Your instructions >>
Every record should be copied exactly, except that pictures are to be omitted.

Given information >>
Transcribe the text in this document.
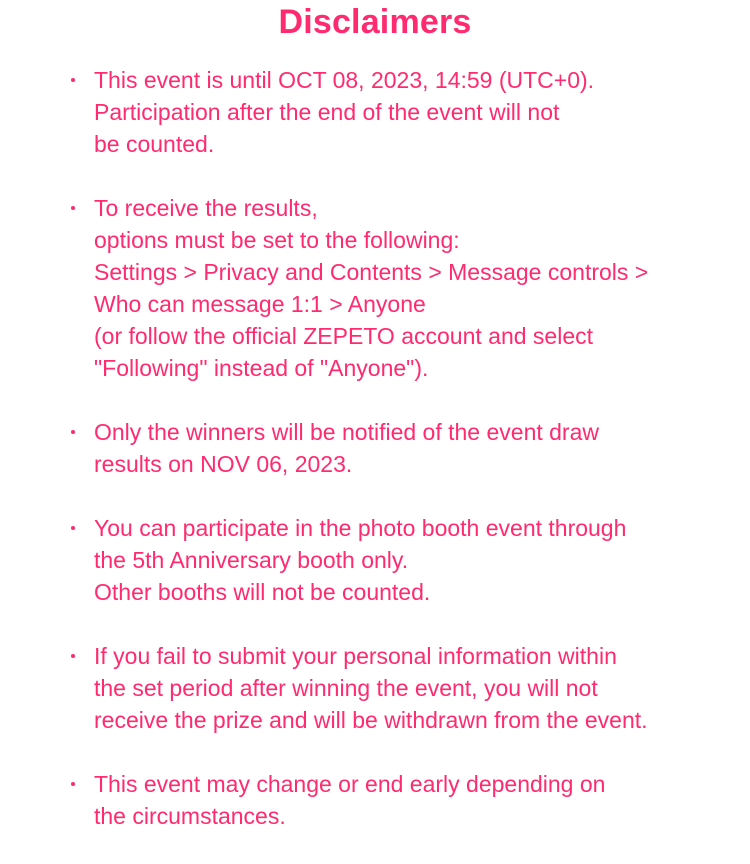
Disclaimers
This event is until OCT 08, 2023, 14:59 (UTC+0).
Participation after the end of the event will not
be counted.
To receive the results,
options must be set to the following:
Settings > Privacy and Contents > Message controls >
Who can message 1:1 > Anyone
(or follow the official ZEPETO account and select
"Following" instead of "Anyone").
Only the winners will be notified of the event draw
results on NOV 06, 2023.
You can participate in the photo booth event through
the 5th Anniversary booth only.
Other booths will not be counted.
If you fail to submit your personal information within
the set period after winning the event, you will not
receive the prize and will be withdrawn from the event.
This event may change or end early depending on
the circumstances.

Solution to the problem >>
Transcribe the text in this document.
Disclaimers
This event is until OCT 08, 2023, 14:59 (UTC+0).
Participation after the end of the event will not
be counted.
To receive the results,
options must be set to the following:
Settings > Privacy and Contents > Message controls >
Who can message 1:1 > Anyone
(or follow the official ZEPETO account and select
"Following" instead of "Anyone").
Only the winners will be notified of the event draw
results on NOV 06, 2023.
You can participate in the photo booth event through
the 5th Anniversary booth only.
Other booths will not be counted.
If you fail to submit your personal information within
the set period after winning the event, you will not
receive the prize and will be withdrawn from the event.
This event may change or end early depending on
the circumstances.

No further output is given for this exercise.